Given request: Among the lines below, list those containing the string "JSON".

::::::::::

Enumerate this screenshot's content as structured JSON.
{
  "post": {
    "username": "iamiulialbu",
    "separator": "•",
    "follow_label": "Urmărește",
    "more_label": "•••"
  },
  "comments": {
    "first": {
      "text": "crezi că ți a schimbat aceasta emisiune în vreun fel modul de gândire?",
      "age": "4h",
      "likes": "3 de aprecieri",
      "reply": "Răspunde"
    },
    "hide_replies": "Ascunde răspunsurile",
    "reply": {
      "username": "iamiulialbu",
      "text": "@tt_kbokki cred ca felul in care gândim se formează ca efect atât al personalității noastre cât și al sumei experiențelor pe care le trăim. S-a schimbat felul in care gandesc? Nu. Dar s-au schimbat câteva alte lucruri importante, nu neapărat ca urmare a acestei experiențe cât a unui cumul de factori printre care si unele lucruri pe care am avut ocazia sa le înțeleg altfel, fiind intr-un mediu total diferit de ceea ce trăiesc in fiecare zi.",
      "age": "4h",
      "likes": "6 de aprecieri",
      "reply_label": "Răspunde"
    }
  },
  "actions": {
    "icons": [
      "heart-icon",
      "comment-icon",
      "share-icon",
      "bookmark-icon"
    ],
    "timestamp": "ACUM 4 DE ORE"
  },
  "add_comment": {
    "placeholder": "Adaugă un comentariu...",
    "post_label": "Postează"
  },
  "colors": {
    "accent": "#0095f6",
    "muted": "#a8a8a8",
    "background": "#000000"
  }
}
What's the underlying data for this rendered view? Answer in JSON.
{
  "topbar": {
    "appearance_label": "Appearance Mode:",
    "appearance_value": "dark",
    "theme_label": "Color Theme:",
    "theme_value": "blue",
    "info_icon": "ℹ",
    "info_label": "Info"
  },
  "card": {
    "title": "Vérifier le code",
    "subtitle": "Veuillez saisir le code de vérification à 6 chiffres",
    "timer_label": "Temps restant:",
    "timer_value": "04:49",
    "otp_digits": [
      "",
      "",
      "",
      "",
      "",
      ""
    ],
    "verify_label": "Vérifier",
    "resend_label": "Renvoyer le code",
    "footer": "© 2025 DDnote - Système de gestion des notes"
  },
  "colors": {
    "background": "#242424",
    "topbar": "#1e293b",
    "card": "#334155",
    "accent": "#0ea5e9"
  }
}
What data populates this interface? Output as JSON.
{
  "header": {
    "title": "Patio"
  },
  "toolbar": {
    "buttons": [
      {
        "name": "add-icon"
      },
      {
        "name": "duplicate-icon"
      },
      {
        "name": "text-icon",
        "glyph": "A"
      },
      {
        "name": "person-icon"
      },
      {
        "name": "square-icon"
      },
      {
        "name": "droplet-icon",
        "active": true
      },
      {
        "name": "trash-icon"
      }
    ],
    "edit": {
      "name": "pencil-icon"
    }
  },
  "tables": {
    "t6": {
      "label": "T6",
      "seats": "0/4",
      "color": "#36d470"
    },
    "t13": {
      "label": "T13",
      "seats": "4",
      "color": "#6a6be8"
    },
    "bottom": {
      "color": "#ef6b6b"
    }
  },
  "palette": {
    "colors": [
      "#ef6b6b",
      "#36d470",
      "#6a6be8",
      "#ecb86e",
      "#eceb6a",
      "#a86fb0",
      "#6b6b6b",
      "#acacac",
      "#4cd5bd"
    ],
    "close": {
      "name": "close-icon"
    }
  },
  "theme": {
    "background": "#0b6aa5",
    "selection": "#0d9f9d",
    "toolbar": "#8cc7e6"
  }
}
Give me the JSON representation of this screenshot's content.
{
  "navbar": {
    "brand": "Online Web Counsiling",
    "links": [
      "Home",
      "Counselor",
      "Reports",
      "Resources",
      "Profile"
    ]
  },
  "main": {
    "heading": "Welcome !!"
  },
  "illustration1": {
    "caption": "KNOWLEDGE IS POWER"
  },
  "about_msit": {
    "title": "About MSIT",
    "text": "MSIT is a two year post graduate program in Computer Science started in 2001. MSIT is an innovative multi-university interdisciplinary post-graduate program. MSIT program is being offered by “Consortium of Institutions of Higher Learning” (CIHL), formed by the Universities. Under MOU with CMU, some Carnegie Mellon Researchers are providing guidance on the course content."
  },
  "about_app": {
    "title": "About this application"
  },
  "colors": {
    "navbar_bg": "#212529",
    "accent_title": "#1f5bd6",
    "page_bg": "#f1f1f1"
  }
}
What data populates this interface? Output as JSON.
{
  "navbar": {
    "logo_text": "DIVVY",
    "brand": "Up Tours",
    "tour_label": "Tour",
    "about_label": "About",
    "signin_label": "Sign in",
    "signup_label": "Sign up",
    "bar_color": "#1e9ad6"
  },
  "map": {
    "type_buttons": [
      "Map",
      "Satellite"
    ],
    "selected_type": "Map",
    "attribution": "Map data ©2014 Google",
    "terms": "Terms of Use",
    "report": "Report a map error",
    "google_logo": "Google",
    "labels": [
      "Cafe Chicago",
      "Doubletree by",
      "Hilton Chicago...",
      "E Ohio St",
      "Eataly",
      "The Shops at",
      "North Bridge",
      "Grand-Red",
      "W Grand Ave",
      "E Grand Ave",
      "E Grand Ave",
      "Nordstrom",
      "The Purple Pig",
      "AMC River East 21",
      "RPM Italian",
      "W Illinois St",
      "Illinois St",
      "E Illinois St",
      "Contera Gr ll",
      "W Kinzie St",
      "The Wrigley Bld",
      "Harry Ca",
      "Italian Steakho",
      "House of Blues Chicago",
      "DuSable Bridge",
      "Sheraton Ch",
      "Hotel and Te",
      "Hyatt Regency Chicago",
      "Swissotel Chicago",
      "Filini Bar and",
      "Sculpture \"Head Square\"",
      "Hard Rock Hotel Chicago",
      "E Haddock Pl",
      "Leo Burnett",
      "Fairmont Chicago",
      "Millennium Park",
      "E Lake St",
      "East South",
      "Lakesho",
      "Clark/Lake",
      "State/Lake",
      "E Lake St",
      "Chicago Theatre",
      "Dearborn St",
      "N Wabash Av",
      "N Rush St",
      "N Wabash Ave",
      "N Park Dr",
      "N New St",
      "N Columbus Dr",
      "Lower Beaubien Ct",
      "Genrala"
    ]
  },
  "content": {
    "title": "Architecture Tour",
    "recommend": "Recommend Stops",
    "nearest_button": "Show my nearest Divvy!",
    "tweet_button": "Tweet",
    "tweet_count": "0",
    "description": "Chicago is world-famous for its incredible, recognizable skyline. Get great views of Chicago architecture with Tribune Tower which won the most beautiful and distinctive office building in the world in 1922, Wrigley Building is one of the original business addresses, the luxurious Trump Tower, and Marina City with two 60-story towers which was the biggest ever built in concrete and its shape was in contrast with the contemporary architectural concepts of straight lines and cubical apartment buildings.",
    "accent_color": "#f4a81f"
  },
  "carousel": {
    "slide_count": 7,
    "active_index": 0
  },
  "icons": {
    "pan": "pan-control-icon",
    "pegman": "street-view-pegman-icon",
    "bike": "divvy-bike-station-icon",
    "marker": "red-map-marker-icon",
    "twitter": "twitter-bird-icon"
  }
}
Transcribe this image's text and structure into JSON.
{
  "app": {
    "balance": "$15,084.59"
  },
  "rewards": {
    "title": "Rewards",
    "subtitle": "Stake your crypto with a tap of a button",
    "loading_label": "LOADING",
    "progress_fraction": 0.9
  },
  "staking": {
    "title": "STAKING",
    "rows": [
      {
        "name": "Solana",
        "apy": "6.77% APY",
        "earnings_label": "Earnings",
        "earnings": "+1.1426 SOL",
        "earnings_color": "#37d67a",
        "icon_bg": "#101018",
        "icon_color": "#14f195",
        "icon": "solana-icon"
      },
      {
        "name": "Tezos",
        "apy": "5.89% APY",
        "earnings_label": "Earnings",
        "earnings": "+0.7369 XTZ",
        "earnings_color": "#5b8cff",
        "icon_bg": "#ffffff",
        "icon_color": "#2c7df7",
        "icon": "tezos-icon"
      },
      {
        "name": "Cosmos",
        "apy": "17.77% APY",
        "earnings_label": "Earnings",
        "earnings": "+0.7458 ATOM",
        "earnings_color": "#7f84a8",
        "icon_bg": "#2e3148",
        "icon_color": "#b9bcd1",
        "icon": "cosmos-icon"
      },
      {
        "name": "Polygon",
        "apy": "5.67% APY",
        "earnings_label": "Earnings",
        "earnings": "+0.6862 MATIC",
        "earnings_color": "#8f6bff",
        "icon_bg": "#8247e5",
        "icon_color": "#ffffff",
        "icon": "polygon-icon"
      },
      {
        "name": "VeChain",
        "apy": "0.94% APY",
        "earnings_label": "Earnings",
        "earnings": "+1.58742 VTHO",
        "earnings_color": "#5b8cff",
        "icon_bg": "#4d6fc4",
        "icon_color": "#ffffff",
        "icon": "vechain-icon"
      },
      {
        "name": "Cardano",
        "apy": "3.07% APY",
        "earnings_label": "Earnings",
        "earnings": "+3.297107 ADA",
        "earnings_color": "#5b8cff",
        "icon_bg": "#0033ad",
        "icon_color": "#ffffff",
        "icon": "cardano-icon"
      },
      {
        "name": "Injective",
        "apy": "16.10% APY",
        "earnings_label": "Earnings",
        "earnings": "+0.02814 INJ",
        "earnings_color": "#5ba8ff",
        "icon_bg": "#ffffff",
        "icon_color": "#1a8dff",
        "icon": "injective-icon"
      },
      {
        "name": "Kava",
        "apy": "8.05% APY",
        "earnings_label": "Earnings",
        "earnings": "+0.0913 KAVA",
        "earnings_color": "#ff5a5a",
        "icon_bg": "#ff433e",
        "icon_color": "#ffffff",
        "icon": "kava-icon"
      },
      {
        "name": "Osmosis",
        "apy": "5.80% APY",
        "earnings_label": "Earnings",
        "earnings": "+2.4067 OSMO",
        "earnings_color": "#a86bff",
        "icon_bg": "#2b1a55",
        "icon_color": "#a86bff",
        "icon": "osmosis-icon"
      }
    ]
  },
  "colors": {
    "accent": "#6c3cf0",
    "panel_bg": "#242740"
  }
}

::::::::::

Correct answer:
Enumerate this screenshot's content as structured JSON.
What's the underlying data for this rendered view? Answer in JSON.
What data populates this interface? Output as JSON.
Give me the JSON representation of this screenshot's content.
What data populates this interface? Output as JSON.
Transcribe this image's text and structure into JSON.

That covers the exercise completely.